:: EXERCISE DATA ::
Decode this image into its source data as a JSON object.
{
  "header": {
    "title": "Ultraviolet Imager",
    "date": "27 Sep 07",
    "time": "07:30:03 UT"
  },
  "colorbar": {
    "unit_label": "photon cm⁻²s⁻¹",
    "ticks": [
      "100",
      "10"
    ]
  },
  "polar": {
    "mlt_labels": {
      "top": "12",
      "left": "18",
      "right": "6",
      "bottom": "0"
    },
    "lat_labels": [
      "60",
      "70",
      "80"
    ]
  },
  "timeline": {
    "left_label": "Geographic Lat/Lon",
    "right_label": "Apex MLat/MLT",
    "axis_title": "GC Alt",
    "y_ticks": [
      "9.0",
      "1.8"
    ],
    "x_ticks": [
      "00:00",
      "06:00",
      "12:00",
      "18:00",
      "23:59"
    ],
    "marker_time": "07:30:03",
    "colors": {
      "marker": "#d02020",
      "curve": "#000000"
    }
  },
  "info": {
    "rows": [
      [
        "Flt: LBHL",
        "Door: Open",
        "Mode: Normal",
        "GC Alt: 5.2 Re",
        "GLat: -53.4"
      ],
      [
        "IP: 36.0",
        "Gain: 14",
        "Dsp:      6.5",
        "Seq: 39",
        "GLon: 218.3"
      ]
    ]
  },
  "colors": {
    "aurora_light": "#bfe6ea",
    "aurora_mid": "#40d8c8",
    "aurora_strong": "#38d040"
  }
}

:: EXERCISE OBJECTIVE ::
Repeat all of the records above exactly as they appear.

:: REPLY TO THE TASK ::
Decode this image into its source data as a JSON object.
{
  "header": {
    "title": "Ultraviolet Imager",
    "date": "27 Sep 07",
    "time": "07:30:03 UT"
  },
  "colorbar": {
    "unit_label": "photon cm⁻²s⁻¹",
    "ticks": [
      "100",
      "10"
    ]
  },
  "polar": {
    "mlt_labels": {
      "top": "12",
      "left": "18",
      "right": "6",
      "bottom": "0"
    },
    "lat_labels": [
      "60",
      "70",
      "80"
    ]
  },
  "timeline": {
    "left_label": "Geographic Lat/Lon",
    "right_label": "Apex MLat/MLT",
    "axis_title": "GC Alt",
    "y_ticks": [
      "9.0",
      "1.8"
    ],
    "x_ticks": [
      "00:00",
      "06:00",
      "12:00",
      "18:00",
      "23:59"
    ],
    "marker_time": "07:30:03",
    "colors": {
      "marker": "#d02020",
      "curve": "#000000"
    }
  },
  "info": {
    "rows": [
      [
        "Flt: LBHL",
        "Door: Open",
        "Mode: Normal",
        "GC Alt: 5.2 Re",
        "GLat: -53.4"
      ],
      [
        "IP: 36.0",
        "Gain: 14",
        "Dsp:      6.5",
        "Seq: 39",
        "GLon: 218.3"
      ]
    ]
  },
  "colors": {
    "aurora_light": "#bfe6ea",
    "aurora_mid": "#40d8c8",
    "aurora_strong": "#38d040"
  }
}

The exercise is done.